_Task brief_.
Filter the entries that follow, copying every line in which the word "Filistin" appears.

_Given data_.
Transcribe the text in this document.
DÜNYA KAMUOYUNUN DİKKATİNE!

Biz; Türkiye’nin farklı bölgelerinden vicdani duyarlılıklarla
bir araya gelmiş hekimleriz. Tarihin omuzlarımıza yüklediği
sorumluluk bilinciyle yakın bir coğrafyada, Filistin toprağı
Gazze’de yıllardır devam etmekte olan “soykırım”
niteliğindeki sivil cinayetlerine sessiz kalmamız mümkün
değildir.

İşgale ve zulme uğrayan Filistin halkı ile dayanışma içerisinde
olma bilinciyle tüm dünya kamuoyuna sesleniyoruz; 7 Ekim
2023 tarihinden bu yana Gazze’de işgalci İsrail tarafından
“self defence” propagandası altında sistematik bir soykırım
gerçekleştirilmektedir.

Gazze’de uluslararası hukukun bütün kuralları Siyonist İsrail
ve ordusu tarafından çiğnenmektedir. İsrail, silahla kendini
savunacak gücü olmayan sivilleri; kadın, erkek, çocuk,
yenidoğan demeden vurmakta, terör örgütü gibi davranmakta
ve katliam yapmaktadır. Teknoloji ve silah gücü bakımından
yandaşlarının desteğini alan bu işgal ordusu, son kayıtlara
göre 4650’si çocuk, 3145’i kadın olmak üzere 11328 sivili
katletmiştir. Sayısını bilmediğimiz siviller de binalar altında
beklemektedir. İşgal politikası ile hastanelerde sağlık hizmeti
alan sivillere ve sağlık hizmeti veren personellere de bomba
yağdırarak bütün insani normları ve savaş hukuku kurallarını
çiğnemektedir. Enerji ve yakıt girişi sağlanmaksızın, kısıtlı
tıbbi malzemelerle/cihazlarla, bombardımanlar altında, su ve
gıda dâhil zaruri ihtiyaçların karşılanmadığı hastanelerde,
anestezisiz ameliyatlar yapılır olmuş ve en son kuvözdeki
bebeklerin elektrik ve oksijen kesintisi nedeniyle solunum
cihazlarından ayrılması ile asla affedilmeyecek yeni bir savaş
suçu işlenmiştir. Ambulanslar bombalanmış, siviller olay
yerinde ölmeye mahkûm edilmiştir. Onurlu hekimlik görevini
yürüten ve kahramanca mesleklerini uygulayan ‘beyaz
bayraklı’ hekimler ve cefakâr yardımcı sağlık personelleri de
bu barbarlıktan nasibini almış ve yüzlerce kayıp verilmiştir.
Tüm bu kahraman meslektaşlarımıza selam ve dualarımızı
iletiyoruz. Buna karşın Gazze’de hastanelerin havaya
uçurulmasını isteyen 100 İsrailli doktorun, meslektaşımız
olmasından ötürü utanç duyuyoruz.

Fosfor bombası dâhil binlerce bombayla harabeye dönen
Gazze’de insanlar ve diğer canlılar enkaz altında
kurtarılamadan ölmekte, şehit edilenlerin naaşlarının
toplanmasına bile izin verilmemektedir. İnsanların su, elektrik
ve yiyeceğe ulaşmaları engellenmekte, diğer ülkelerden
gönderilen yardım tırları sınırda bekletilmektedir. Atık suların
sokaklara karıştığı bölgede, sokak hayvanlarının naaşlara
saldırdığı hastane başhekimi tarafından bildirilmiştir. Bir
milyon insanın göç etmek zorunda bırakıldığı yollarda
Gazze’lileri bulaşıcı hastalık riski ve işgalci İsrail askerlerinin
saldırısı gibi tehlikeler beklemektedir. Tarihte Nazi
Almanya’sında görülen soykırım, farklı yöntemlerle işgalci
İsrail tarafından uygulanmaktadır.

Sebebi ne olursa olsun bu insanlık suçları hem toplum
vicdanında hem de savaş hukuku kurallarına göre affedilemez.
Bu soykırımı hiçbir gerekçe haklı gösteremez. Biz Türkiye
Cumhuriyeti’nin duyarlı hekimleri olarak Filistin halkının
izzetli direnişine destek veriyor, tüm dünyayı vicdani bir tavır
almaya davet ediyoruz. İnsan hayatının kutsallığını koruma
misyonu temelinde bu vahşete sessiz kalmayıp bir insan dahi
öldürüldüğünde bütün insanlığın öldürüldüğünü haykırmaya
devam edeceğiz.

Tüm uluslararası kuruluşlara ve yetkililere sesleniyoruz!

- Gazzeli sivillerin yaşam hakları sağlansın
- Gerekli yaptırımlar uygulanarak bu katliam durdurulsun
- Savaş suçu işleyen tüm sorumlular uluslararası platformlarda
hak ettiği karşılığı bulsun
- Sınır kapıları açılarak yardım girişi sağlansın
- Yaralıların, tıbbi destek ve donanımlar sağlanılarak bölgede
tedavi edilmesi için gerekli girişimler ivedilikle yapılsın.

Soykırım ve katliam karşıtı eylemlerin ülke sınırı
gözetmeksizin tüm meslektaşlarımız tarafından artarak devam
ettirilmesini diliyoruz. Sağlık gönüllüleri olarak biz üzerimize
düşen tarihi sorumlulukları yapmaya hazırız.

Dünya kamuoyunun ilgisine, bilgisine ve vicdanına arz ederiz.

_Answer to the task_.
sorumluluk bilinciyle yakın bir coğrafyada, Filistin toprağı
İşgale ve zulme uğrayan Filistin halkı ile dayanışma içerisinde
Cumhuriyeti’nin duyarlı hekimleri olarak Filistin halkının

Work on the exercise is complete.